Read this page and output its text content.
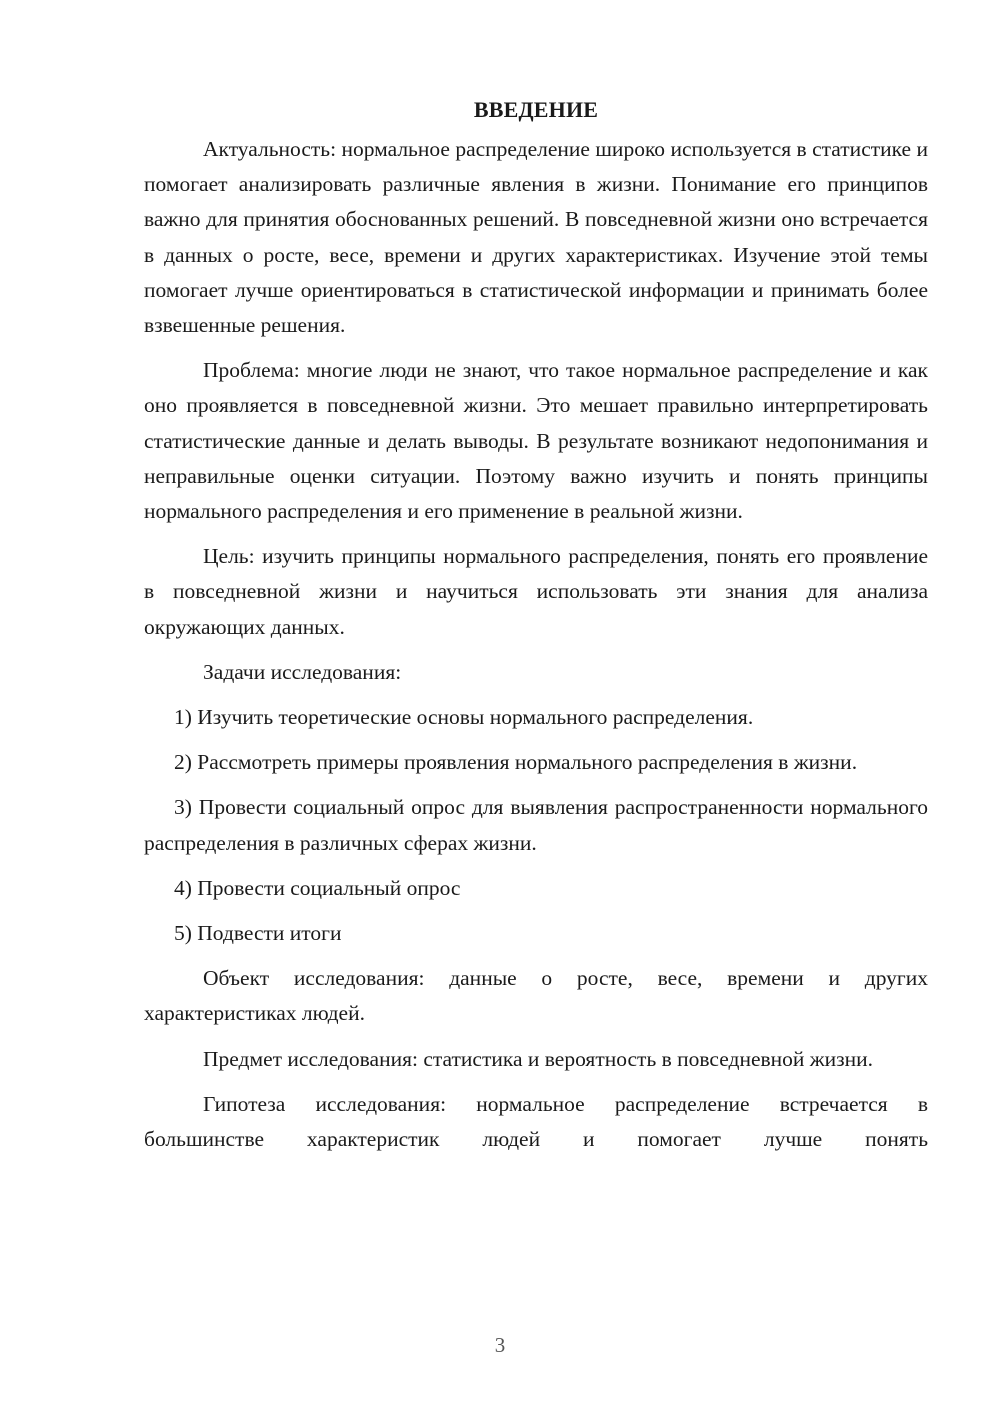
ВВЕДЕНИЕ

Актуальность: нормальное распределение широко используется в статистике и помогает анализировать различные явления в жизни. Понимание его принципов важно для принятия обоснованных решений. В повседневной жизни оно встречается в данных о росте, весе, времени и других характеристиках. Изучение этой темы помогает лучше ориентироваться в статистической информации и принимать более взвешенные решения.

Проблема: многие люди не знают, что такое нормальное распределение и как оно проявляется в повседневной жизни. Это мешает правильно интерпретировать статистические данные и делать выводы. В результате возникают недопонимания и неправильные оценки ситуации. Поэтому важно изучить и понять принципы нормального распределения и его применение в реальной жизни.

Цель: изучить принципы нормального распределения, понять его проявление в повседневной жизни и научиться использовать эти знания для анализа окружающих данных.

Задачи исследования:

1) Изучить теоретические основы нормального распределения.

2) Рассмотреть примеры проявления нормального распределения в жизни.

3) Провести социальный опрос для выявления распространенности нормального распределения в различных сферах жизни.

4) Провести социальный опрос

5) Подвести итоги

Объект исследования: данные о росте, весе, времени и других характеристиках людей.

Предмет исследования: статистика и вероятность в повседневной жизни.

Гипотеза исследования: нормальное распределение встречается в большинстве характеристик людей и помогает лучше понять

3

--

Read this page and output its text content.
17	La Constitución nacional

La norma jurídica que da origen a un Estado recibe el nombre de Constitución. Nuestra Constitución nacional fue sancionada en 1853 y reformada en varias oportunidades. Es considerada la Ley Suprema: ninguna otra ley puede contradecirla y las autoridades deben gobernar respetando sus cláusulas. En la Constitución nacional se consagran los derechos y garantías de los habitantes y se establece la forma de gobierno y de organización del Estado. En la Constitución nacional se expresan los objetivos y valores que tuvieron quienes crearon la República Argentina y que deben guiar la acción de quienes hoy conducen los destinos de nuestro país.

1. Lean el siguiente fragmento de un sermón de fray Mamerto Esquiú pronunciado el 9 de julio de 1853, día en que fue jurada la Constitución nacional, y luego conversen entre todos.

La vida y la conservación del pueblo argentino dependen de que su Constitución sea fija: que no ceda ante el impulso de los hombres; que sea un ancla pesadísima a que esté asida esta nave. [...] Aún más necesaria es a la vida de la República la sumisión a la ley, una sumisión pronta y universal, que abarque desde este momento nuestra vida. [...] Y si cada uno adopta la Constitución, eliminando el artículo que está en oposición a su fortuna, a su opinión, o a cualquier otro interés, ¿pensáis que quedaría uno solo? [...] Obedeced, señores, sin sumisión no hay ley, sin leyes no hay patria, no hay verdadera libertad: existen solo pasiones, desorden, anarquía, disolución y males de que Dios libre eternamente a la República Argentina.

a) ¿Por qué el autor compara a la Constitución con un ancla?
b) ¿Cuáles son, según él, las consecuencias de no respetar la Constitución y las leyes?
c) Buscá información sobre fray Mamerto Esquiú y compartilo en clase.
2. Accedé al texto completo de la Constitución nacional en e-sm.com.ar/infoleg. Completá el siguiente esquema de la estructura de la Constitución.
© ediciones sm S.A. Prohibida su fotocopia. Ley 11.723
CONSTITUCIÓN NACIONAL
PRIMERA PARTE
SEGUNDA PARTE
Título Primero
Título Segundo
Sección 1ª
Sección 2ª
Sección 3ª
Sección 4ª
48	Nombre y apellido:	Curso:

**Aim of the exercise:** Read through the entries and copy every line that includes "социальный".

**Final answer:**
3) Провести социальный опрос для выявления распространенности нормального распределения в различных сферах жизни.
4) Провести социальный опрос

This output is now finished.